Input rows =>
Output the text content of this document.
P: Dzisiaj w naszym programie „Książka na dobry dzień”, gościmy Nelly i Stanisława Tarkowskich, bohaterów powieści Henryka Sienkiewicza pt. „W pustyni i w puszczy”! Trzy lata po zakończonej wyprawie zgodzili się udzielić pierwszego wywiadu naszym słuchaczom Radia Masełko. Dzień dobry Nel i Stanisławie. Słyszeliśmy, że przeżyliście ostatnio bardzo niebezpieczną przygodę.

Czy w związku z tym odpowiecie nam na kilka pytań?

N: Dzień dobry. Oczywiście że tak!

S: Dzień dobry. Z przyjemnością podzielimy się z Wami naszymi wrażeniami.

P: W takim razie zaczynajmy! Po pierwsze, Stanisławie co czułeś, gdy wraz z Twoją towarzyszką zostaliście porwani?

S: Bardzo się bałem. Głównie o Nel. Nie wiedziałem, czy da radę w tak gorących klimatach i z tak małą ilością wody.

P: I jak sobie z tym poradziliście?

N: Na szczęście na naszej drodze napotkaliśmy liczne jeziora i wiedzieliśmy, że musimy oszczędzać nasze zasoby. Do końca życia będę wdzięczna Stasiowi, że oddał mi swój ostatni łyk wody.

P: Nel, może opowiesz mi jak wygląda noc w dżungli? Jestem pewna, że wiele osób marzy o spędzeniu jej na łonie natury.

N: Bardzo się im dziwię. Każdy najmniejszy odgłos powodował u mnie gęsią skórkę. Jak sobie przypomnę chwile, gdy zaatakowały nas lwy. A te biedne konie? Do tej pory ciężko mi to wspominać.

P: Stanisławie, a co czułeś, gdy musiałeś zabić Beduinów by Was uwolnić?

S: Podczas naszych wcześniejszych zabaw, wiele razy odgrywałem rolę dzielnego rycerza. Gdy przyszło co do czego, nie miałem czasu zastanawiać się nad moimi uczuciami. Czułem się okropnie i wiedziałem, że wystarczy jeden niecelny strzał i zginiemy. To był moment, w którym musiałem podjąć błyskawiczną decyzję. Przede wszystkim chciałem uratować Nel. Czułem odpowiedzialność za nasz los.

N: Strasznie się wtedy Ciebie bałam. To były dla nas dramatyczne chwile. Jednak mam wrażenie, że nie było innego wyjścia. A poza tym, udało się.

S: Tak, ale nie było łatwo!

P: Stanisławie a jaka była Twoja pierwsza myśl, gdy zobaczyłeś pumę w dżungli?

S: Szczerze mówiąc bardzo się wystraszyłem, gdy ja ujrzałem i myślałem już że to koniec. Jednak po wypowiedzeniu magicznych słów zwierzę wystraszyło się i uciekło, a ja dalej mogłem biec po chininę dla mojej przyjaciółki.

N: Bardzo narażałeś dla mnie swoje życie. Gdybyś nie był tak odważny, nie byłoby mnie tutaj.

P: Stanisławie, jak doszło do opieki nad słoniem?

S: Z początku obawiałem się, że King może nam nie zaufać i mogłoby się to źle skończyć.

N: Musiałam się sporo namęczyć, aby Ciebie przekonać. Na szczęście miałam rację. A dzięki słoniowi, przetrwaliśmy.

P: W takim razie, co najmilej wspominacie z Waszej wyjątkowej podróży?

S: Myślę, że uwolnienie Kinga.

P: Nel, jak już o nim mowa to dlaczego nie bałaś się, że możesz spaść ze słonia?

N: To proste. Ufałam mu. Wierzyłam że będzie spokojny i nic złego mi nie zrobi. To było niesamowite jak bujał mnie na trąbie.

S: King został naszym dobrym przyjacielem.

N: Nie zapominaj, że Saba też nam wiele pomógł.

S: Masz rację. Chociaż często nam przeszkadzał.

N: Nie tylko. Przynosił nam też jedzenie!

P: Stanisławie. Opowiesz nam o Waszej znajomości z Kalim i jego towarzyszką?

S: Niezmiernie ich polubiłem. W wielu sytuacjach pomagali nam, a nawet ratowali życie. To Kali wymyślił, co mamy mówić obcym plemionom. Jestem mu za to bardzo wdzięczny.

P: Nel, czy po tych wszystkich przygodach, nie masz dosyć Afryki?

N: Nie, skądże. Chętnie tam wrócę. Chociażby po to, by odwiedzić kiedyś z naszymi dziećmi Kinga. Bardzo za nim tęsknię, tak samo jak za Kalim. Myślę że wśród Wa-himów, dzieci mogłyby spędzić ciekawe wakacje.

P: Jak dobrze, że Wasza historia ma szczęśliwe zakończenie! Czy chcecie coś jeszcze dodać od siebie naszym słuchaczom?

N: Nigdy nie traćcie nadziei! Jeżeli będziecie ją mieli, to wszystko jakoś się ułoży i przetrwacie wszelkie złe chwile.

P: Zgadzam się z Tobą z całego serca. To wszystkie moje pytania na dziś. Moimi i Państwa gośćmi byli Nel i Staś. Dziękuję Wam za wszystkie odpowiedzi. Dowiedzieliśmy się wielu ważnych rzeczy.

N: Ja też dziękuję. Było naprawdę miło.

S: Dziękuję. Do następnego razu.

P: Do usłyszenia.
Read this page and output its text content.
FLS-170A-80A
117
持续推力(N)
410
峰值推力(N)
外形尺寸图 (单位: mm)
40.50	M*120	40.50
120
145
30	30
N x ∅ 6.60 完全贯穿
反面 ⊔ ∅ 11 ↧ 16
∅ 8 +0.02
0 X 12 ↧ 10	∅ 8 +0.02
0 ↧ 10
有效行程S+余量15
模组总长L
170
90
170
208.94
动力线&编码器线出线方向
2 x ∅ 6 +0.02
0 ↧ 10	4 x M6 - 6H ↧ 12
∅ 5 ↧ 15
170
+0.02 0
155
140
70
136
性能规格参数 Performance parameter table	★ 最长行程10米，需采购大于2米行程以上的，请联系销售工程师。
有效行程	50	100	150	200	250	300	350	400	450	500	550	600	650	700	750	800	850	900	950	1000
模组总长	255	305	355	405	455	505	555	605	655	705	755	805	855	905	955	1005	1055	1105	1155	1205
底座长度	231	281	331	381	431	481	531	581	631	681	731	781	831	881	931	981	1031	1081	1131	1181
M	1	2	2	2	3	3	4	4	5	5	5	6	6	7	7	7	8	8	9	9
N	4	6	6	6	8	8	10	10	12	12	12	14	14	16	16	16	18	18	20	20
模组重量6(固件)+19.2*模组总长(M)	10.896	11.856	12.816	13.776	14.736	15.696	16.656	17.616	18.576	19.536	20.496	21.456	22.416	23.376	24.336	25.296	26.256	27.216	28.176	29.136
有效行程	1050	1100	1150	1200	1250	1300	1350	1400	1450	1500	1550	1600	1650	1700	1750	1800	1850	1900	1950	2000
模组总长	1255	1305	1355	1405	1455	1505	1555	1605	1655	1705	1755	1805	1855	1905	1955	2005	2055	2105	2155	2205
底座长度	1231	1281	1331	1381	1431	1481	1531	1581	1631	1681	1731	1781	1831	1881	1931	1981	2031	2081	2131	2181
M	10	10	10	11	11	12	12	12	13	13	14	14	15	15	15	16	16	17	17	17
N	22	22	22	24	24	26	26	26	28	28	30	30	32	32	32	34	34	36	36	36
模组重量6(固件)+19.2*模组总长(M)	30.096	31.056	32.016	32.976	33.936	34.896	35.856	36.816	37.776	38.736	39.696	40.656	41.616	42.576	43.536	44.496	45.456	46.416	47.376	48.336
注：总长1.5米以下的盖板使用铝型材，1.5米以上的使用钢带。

Short exercise =>
Which lines contain "wielu"? Show each of them.

Solution to this problem =>
S: Niezmiernie ich polubiłem. W wielu sytuacjach pomagali nam, a nawet ratowali życie. To Kali wymyślił, co mamy mówić obcym plemionom. Jestem mu za to bardzo wdzięczny.
P: Zgadzam się z Tobą z całego serca. To wszystkie moje pytania na dziś. Moimi i Państwa gośćmi byli Nel i Staś. Dziękuję Wam za wszystkie odpowiedzi. Dowiedzieliśmy się wielu ważnych rzeczy.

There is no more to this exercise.